-- GIVEN EXERCISE --
Reproduce the lines of the records verbatim, starting with the line that contains "y-tick-label: 80% (71, 390, 93, 401)" and going on through the line that contains "legend-swatch (353, 308, 362, 316)", both included.

━━ RECORDED DATA

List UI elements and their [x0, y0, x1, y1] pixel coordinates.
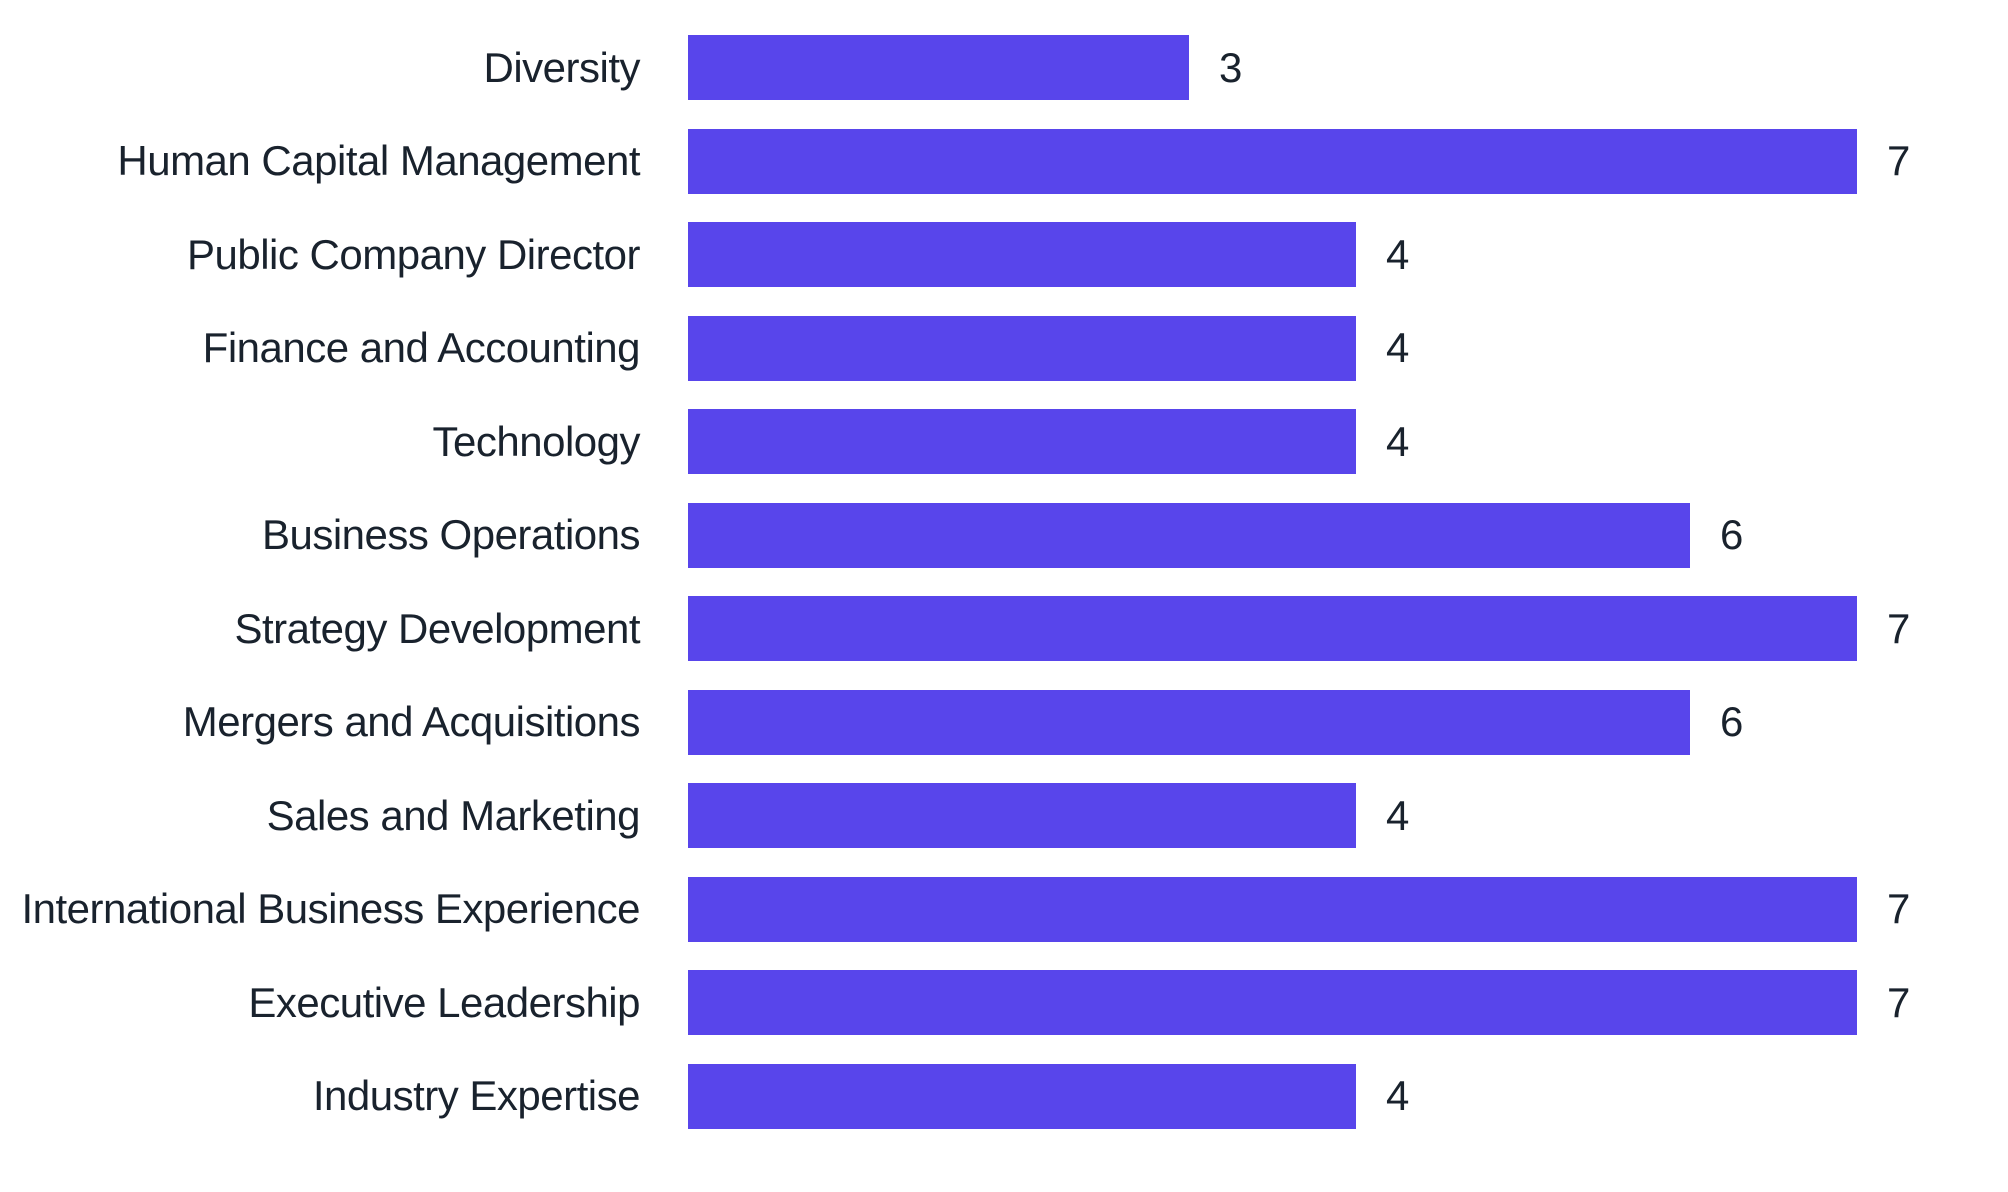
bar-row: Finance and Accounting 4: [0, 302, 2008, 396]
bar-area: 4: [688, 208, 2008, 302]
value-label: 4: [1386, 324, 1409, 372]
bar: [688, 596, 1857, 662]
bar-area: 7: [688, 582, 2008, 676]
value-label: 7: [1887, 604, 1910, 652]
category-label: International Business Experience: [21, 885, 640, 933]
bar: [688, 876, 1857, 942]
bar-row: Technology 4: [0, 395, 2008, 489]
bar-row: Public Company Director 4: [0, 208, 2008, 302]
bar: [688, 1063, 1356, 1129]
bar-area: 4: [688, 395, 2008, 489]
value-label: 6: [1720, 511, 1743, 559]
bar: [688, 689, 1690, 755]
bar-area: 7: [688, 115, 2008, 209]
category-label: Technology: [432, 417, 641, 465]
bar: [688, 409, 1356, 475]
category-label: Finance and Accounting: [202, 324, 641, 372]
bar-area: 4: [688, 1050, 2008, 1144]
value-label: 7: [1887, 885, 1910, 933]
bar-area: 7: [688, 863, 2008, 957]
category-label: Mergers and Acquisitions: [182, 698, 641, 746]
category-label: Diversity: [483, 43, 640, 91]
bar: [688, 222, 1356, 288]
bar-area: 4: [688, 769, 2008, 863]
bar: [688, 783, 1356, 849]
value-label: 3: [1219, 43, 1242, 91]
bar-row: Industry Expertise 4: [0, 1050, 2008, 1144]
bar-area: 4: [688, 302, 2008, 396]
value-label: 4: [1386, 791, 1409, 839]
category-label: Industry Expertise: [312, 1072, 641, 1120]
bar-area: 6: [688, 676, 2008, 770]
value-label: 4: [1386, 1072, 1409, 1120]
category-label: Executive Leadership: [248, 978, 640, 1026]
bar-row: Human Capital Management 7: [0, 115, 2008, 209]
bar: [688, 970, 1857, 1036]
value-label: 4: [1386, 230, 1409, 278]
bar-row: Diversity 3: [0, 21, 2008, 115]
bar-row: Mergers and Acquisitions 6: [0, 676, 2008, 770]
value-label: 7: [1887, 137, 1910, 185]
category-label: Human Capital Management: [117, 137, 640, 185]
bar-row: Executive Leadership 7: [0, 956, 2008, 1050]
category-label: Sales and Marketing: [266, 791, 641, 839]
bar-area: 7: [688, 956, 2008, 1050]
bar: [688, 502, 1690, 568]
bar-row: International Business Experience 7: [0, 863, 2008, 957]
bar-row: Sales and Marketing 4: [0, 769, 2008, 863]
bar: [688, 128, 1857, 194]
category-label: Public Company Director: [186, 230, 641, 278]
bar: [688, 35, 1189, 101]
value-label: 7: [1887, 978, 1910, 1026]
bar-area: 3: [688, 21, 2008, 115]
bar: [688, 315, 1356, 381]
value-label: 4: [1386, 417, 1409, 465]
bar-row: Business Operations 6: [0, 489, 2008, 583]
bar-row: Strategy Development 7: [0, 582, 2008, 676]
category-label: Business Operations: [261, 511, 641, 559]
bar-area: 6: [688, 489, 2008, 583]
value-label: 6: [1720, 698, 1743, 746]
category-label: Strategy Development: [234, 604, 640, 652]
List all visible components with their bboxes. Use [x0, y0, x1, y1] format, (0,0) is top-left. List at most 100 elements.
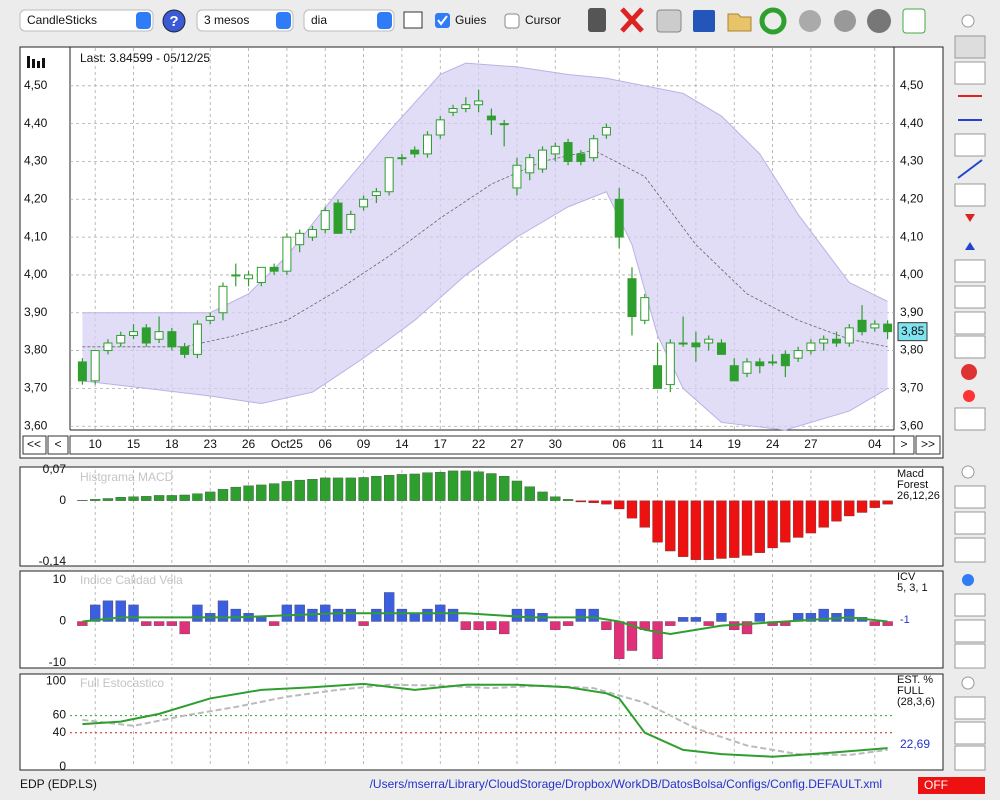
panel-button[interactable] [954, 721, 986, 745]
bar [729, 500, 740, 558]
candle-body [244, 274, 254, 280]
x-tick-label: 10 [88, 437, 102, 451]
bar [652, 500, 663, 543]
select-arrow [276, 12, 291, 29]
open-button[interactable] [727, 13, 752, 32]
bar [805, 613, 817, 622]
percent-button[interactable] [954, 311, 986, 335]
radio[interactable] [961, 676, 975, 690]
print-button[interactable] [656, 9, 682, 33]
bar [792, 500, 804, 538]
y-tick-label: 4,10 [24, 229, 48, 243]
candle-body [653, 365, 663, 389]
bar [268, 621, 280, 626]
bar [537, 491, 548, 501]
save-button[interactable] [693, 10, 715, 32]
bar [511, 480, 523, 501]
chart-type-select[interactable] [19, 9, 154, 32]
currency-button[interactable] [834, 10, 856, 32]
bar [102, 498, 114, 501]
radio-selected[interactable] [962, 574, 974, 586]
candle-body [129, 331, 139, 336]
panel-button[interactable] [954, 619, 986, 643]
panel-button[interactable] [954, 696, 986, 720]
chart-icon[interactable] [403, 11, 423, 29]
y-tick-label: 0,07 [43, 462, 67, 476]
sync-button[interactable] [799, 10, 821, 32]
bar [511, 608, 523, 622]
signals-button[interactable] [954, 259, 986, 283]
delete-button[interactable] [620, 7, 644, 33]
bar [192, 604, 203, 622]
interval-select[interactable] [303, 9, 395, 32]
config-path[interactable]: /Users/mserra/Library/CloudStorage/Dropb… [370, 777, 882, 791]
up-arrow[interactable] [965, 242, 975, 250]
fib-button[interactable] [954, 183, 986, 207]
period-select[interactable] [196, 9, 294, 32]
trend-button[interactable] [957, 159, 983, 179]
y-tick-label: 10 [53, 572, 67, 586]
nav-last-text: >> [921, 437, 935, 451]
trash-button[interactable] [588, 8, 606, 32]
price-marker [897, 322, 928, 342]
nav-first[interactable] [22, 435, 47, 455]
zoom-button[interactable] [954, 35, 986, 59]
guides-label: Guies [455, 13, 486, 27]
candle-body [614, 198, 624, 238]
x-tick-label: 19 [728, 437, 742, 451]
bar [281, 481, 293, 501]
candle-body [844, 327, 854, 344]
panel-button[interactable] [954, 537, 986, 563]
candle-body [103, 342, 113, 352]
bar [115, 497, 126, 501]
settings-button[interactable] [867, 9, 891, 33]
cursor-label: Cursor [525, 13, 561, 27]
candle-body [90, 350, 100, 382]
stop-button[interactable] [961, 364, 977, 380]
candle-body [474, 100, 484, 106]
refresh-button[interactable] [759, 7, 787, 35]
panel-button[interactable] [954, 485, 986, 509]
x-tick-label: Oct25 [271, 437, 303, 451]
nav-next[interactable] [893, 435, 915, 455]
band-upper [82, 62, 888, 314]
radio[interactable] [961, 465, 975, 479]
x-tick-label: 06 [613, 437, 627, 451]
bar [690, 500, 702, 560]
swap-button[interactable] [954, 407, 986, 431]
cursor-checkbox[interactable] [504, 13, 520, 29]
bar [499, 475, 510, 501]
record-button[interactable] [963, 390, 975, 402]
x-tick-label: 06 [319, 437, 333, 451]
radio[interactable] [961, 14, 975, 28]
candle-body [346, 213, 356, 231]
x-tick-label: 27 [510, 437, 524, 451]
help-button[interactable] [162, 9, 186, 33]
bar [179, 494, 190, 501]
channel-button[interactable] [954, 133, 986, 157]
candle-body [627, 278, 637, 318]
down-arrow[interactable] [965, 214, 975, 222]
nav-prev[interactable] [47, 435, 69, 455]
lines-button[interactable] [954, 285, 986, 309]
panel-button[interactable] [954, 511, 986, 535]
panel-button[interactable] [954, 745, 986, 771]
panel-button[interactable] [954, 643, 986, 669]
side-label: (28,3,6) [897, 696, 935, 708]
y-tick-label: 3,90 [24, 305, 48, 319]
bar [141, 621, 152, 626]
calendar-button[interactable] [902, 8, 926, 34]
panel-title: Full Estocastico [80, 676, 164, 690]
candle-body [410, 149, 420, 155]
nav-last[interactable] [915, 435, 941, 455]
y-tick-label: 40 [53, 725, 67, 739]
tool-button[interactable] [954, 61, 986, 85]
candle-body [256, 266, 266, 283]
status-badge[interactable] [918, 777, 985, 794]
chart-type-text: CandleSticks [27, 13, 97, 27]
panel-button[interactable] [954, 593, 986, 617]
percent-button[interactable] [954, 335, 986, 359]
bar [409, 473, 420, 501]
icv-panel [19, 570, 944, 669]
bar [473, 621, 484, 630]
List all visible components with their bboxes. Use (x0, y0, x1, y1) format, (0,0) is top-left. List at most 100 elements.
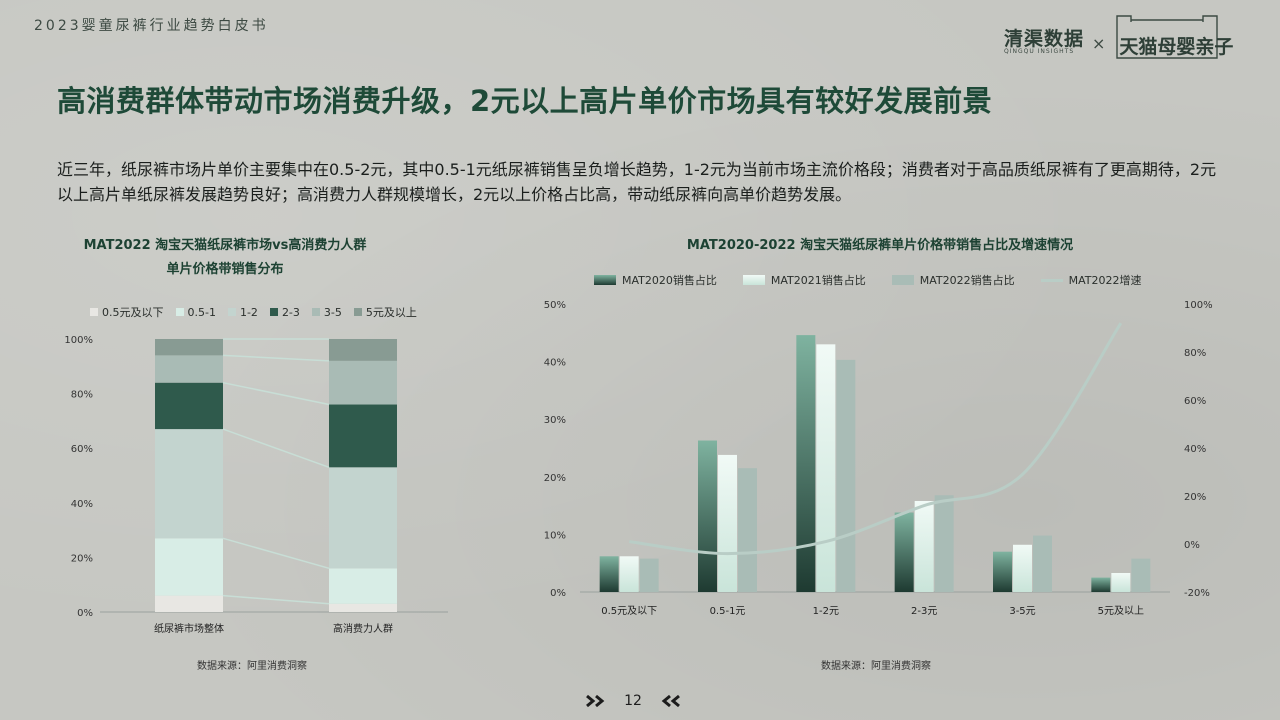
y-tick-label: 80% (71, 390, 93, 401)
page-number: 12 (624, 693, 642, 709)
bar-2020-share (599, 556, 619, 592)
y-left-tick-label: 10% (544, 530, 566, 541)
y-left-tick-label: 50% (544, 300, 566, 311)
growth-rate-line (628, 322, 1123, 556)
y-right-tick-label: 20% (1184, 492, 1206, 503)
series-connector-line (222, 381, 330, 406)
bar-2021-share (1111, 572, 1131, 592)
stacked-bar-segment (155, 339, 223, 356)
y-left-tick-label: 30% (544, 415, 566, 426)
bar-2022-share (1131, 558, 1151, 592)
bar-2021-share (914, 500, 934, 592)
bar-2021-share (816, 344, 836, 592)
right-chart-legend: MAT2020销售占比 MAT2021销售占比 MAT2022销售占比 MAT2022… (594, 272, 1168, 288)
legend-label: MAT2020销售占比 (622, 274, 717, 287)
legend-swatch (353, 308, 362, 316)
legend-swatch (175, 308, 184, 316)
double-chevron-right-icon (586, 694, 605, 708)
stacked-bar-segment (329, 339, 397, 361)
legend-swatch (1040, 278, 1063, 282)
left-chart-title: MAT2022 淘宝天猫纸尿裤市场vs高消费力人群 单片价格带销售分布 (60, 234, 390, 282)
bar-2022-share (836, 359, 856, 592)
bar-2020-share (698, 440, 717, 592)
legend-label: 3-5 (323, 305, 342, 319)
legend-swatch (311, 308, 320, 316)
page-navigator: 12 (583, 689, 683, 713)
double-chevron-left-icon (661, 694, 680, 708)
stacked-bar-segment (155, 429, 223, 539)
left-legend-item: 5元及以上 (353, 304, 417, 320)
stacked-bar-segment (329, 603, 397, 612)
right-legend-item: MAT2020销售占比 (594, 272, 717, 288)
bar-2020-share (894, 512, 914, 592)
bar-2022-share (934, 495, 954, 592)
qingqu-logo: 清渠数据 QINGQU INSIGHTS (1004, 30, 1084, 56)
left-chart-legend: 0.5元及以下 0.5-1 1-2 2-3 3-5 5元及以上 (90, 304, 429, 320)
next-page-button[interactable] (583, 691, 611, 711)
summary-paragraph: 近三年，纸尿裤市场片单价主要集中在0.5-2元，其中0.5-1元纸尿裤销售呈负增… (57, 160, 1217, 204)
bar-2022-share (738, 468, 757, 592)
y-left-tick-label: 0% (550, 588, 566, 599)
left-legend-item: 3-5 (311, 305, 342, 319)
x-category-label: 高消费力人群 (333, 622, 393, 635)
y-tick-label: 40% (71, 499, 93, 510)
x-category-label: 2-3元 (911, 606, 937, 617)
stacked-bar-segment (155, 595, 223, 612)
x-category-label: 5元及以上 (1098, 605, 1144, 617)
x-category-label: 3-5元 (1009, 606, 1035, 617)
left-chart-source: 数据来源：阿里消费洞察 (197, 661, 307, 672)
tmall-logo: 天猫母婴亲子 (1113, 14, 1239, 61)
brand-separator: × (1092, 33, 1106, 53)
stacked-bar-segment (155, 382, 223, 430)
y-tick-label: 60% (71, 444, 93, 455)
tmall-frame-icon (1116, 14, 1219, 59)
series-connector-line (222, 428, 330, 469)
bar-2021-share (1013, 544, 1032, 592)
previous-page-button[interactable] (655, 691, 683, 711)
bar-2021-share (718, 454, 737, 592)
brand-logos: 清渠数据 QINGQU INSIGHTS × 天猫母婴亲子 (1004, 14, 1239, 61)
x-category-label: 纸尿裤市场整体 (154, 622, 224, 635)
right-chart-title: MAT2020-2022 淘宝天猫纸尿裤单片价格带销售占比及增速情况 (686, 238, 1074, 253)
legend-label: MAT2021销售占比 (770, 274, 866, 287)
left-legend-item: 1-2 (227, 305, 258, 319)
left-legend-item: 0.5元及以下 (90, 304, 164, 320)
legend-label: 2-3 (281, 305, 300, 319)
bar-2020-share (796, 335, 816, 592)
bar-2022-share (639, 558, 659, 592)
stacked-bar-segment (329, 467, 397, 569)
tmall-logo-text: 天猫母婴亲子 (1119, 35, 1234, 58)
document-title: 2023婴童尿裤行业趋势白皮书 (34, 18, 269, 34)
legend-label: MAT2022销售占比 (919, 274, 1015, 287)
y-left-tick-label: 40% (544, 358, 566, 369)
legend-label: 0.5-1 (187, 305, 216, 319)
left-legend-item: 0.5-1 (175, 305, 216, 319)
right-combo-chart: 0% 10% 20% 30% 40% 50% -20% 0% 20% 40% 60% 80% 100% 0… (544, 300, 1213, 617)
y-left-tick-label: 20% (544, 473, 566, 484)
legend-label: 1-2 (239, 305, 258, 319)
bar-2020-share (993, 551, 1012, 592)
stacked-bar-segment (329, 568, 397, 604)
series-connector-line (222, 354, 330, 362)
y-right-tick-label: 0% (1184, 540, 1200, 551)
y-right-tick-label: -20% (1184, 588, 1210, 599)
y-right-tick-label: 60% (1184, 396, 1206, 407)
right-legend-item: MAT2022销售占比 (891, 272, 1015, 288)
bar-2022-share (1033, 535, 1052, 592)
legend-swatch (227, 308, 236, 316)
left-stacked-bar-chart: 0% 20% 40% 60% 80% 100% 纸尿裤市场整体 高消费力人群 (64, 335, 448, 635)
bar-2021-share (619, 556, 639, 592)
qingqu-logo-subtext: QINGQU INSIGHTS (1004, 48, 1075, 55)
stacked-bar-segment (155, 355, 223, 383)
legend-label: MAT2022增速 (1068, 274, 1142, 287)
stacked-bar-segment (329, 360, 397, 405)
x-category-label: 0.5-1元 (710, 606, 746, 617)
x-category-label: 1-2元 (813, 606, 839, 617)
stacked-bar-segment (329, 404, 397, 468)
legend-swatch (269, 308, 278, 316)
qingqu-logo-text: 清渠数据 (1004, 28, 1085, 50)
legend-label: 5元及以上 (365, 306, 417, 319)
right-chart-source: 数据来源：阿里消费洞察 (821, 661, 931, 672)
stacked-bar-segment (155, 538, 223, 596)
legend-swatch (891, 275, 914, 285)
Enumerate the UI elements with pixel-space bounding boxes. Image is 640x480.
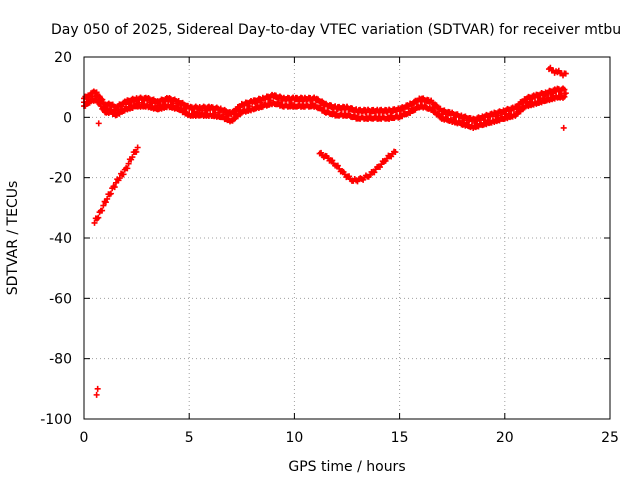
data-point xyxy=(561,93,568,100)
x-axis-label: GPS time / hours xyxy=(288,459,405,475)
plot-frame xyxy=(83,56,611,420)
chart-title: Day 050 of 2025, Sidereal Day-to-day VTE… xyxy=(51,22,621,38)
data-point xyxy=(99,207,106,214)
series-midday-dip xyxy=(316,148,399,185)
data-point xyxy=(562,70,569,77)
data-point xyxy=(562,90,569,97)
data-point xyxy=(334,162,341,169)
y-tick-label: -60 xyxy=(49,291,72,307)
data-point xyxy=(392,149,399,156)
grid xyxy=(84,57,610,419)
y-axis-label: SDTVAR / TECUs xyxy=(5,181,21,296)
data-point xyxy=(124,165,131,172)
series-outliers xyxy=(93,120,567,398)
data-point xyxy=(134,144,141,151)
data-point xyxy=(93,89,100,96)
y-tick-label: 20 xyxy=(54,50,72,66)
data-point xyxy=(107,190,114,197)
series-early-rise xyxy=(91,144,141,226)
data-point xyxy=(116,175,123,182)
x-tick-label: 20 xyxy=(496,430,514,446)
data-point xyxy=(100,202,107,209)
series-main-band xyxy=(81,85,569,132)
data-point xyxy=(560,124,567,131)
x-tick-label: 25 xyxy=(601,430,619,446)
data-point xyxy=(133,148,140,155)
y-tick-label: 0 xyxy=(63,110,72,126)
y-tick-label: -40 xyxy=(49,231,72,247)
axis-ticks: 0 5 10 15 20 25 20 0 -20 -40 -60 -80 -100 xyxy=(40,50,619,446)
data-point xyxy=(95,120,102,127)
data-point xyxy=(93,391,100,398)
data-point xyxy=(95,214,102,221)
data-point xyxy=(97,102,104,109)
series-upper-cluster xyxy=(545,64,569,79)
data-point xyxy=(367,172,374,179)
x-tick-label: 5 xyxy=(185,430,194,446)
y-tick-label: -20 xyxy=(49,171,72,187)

━━━━

-- RESPONSE TO THE TASK --
y-tick-label: 80% (71, 390, 93, 401)
page-number: 12 (624, 693, 642, 709)
bar-2020-share (599, 556, 619, 592)
y-left-tick-label: 10% (544, 530, 566, 541)
y-left-tick-label: 50% (544, 300, 566, 311)
growth-rate-line (628, 322, 1123, 556)
y-right-tick-label: 20% (1184, 492, 1206, 503)
series-connector-line (222, 381, 330, 406)
bar-2021-share (1111, 572, 1131, 592)
stacked-bar-segment (155, 339, 223, 356)
y-left-tick-label: 30% (544, 415, 566, 426)
bar-2022-share (1131, 558, 1151, 592)
bar-2021-share (914, 500, 934, 592)
bar-2021-share (816, 344, 836, 592)
right-chart-legend: MAT2020销售占比 MAT2021销售占比 MAT2022销售占比 MAT2022… (594, 272, 1168, 288)
legend-label: MAT2020销售占比 (622, 274, 717, 287)
legend-swatch (353, 308, 362, 316)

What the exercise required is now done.